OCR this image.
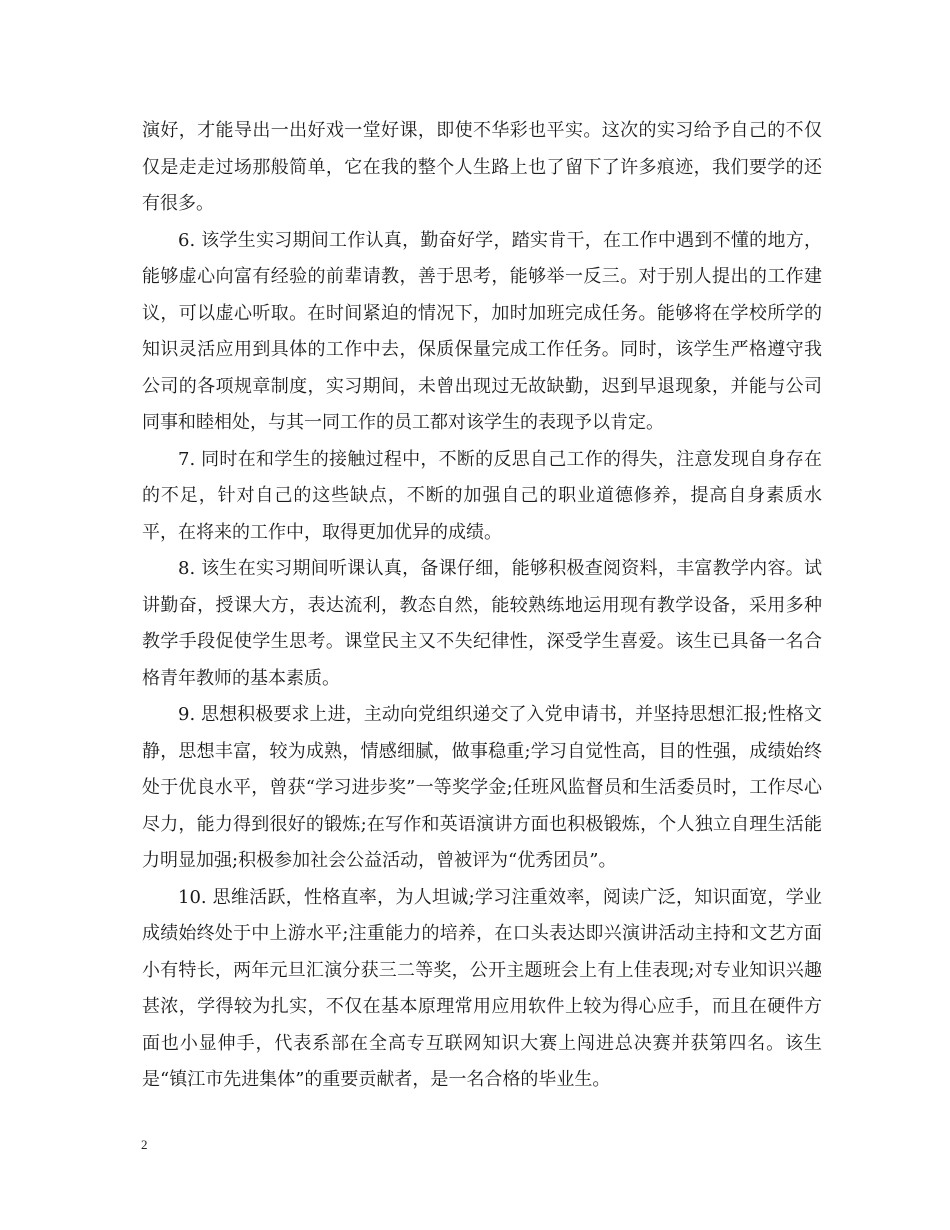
演好，才能导出一出好戏一堂好课，即使不华彩也平实。这次的实习给予自己的不仅仅是走走过场那般简单，它在我的整个人生路上也了留下了许多痕迹，我们要学的还有很多。

6. 该学生实习期间工作认真，勤奋好学，踏实肯干，在工作中遇到不懂的地方，能够虚心向富有经验的前辈请教，善于思考，能够举一反三。对于别人提出的工作建议，可以虚心听取。在时间紧迫的情况下，加时加班完成任务。能够将在学校所学的知识灵活应用到具体的工作中去，保质保量完成工作任务。同时，该学生严格遵守我公司的各项规章制度，实习期间，未曾出现过无故缺勤，迟到早退现象，并能与公司同事和睦相处，与其一同工作的员工都对该学生的表现予以肯定。

7. 同时在和学生的接触过程中，不断的反思自己工作的得失，注意发现自身存在的不足，针对自己的这些缺点，不断的加强自己的职业道德修养，提高自身素质水平，在将来的工作中，取得更加优异的成绩。

8. 该生在实习期间听课认真，备课仔细，能够积极查阅资料，丰富教学内容。试讲勤奋，授课大方，表达流利，教态自然，能较熟练地运用现有教学设备，采用多种教学手段促使学生思考。课堂民主又不失纪律性，深受学生喜爱。该生已具备一名合格青年教师的基本素质。

9. 思想积极要求上进，主动向党组织递交了入党申请书，并坚持思想汇报;性格文静，思想丰富，较为成熟，情感细腻，做事稳重;学习自觉性高，目的性强，成绩始终处于优良水平，曾获“学习进步奖”一等奖学金;任班风监督员和生活委员时，工作尽心尽力，能力得到很好的锻炼;在写作和英语演讲方面也积极锻炼，个人独立自理生活能力明显加强;积极参加社会公益活动，曾被评为“优秀团员”。

10. 思维活跃，性格直率，为人坦诚;学习注重效率，阅读广泛，知识面宽，学业成绩始终处于中上游水平;注重能力的培养，在口头表达即兴演讲活动主持和文艺方面小有特长，两年元旦汇演分获三二等奖，公开主题班会上有上佳表现;对专业知识兴趣甚浓，学得较为扎实，不仅在基本原理常用应用软件上较为得心应手，而且在硬件方面也小显伸手，代表系部在全高专互联网知识大赛上闯进总决赛并获第四名。该生是“镇江市先进集体”的重要贡献者，是一名合格的毕业生。

2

- GIVEN PROBLEM: Transcribe the listing in full. Omit the pictures and keep every line exact.

- RESPONSE FOR THIS EXERCISE:
OCR this image.
演好，才能导出一出好戏一堂好课，即使不华彩也平实。这次的实习给予自己的不仅仅是走走过场那般简单，它在我的整个人生路上也了留下了许多痕迹，我们要学的还有很多。

6. 该学生实习期间工作认真，勤奋好学，踏实肯干，在工作中遇到不懂的地方，能够虚心向富有经验的前辈请教，善于思考，能够举一反三。对于别人提出的工作建议，可以虚心听取。在时间紧迫的情况下，加时加班完成任务。能够将在学校所学的知识灵活应用到具体的工作中去，保质保量完成工作任务。同时，该学生严格遵守我公司的各项规章制度，实习期间，未曾出现过无故缺勤，迟到早退现象，并能与公司同事和睦相处，与其一同工作的员工都对该学生的表现予以肯定。

7. 同时在和学生的接触过程中，不断的反思自己工作的得失，注意发现自身存在的不足，针对自己的这些缺点，不断的加强自己的职业道德修养，提高自身素质水平，在将来的工作中，取得更加优异的成绩。

8. 该生在实习期间听课认真，备课仔细，能够积极查阅资料，丰富教学内容。试讲勤奋，授课大方，表达流利，教态自然，能较熟练地运用现有教学设备，采用多种教学手段促使学生思考。课堂民主又不失纪律性，深受学生喜爱。该生已具备一名合格青年教师的基本素质。

9. 思想积极要求上进，主动向党组织递交了入党申请书，并坚持思想汇报;性格文静，思想丰富，较为成熟，情感细腻，做事稳重;学习自觉性高，目的性强，成绩始终处于优良水平，曾获“学习进步奖”一等奖学金;任班风监督员和生活委员时，工作尽心尽力，能力得到很好的锻炼;在写作和英语演讲方面也积极锻炼，个人独立自理生活能力明显加强;积极参加社会公益活动，曾被评为“优秀团员”。

10. 思维活跃，性格直率，为人坦诚;学习注重效率，阅读广泛，知识面宽，学业成绩始终处于中上游水平;注重能力的培养，在口头表达即兴演讲活动主持和文艺方面小有特长，两年元旦汇演分获三二等奖，公开主题班会上有上佳表现;对专业知识兴趣甚浓，学得较为扎实，不仅在基本原理常用应用软件上较为得心应手，而且在硬件方面也小显伸手，代表系部在全高专互联网知识大赛上闯进总决赛并获第四名。该生是“镇江市先进集体”的重要贡献者，是一名合格的毕业生。

2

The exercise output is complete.